---------- DATA LISTING ----------

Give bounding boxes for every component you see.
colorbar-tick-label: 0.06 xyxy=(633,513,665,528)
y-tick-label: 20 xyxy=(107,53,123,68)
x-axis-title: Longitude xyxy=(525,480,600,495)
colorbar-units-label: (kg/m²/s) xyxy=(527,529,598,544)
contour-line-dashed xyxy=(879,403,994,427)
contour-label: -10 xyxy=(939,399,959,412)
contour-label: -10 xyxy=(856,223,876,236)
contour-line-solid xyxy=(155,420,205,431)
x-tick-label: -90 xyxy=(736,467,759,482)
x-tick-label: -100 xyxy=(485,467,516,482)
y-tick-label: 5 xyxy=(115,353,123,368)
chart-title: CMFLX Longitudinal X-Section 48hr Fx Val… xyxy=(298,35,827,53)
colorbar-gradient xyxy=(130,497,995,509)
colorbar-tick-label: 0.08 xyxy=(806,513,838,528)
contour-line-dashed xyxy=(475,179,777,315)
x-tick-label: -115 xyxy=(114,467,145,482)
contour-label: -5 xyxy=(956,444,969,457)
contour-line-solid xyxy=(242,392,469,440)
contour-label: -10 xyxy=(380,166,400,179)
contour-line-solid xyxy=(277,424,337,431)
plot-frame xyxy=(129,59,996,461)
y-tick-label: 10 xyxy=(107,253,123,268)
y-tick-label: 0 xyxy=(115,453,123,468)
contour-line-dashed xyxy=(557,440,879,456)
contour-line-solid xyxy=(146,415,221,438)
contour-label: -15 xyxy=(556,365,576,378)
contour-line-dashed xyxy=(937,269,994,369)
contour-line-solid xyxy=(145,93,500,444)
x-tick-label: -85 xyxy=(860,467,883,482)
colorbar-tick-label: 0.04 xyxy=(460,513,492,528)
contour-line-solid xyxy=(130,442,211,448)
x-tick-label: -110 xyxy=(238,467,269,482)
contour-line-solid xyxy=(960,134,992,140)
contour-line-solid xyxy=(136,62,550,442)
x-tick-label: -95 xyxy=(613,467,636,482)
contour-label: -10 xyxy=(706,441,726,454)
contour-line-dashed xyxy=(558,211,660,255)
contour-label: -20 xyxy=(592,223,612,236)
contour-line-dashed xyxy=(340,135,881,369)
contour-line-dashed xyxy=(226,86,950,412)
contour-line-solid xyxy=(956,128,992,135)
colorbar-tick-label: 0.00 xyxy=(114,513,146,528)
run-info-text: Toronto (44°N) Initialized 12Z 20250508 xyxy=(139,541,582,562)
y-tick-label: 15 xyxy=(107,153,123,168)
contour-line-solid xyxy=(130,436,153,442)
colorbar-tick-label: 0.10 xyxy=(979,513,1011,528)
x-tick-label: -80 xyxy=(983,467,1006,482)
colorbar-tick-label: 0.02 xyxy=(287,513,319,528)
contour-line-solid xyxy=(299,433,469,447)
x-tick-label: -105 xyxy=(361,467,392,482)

----------

_DIRECTION_
Format the lines above as a Markdown table with two columns, Row and Line, giving each line its row number and skipping any blank lines.

_EXERCISE ANSWER_
| Row | Line |
|---|---|
| 1 | Give bounding boxes for every component you see. |
| 2 | colorbar-tick-label: 0.06 xyxy=(633,513,665,528) |
| 3 | y-tick-label: 20 xyxy=(107,53,123,68) |
| 4 | x-axis-title: Longitude xyxy=(525,480,600,495) |
| 5 | colorbar-units-label: (kg/m²/s) xyxy=(527,529,598,544) |
| 6 | contour-line-dashed xyxy=(879,403,994,427) |
| 7 | contour-label: -10 xyxy=(939,399,959,412) |
| 8 | contour-label: -10 xyxy=(856,223,876,236) |
| 9 | contour-line-solid xyxy=(155,420,205,431) |
| 10 | x-tick-label: -90 xyxy=(736,467,759,482) |
| 11 | x-tick-label: -100 xyxy=(485,467,516,482) |
| 12 | y-tick-label: 5 xyxy=(115,353,123,368) |
| 13 | chart-title: CMFLX Longitudinal X-Section 48hr Fx Val… xyxy=(298,35,827,53) |
| 14 | colorbar-gradient xyxy=(130,497,995,509) |
| 15 | colorbar-tick-label: 0.08 xyxy=(806,513,838,528) |
| 16 | contour-line-dashed xyxy=(475,179,777,315) |
| 17 | x-tick-label: -115 xyxy=(114,467,145,482) |
| 18 | contour-label: -5 xyxy=(956,444,969,457) |
| 19 | contour-line-solid xyxy=(242,392,469,440) |
| 20 | contour-label: -10 xyxy=(380,166,400,179) |
| 21 | contour-line-solid xyxy=(277,424,337,431) |
| 22 | plot-frame xyxy=(129,59,996,461) |
| 23 | y-tick-label: 10 xyxy=(107,253,123,268) |
| 24 | y-tick-label: 0 xyxy=(115,453,123,468) |
| 25 | contour-line-dashed xyxy=(557,440,879,456) |
| 26 | contour-line-solid xyxy=(146,415,221,438) |
| 27 | contour-label: -15 xyxy=(556,365,576,378) |
| 28 | contour-line-dashed xyxy=(937,269,994,369) |
| 29 | contour-line-solid xyxy=(145,93,500,444) |
| 30 | x-tick-label: -85 xyxy=(860,467,883,482) |
| 31 | colorbar-tick-label: 0.04 xyxy=(460,513,492,528) |
| 32 | contour-line-solid xyxy=(130,442,211,448) |
| 33 | x-tick-label: -110 xyxy=(238,467,269,482) |
| 34 | contour-line-solid xyxy=(960,134,992,140) |
| 35 | contour-line-solid xyxy=(136,62,550,442) |
| 36 | x-tick-label: -95 xyxy=(613,467,636,482) |
| 37 | contour-label: -10 xyxy=(706,441,726,454) |
| 38 | contour-line-dashed xyxy=(558,211,660,255) |
| 39 | contour-label: -20 xyxy=(592,223,612,236) |
| 40 | contour-line-dashed xyxy=(340,135,881,369) |
| 41 | contour-line-dashed xyxy=(226,86,950,412) |
| 42 | contour-line-solid xyxy=(956,128,992,135) |
| 43 | colorbar-tick-label: 0.00 xyxy=(114,513,146,528) |
| 44 | run-info-text: Toronto (44°N) Initialized 12Z 20250508 xyxy=(139,541,582,562) |
| 45 | y-tick-label: 15 xyxy=(107,153,123,168) |
| 46 | contour-line-solid xyxy=(130,436,153,442) |
| 47 | colorbar-tick-label: 0.10 xyxy=(979,513,1011,528) |
| 48 | x-tick-label: -80 xyxy=(983,467,1006,482) |
| 49 | colorbar-tick-label: 0.02 xyxy=(287,513,319,528) |
| 50 | contour-line-solid xyxy=(299,433,469,447) |
| 51 | x-tick-label: -105 xyxy=(361,467,392,482) |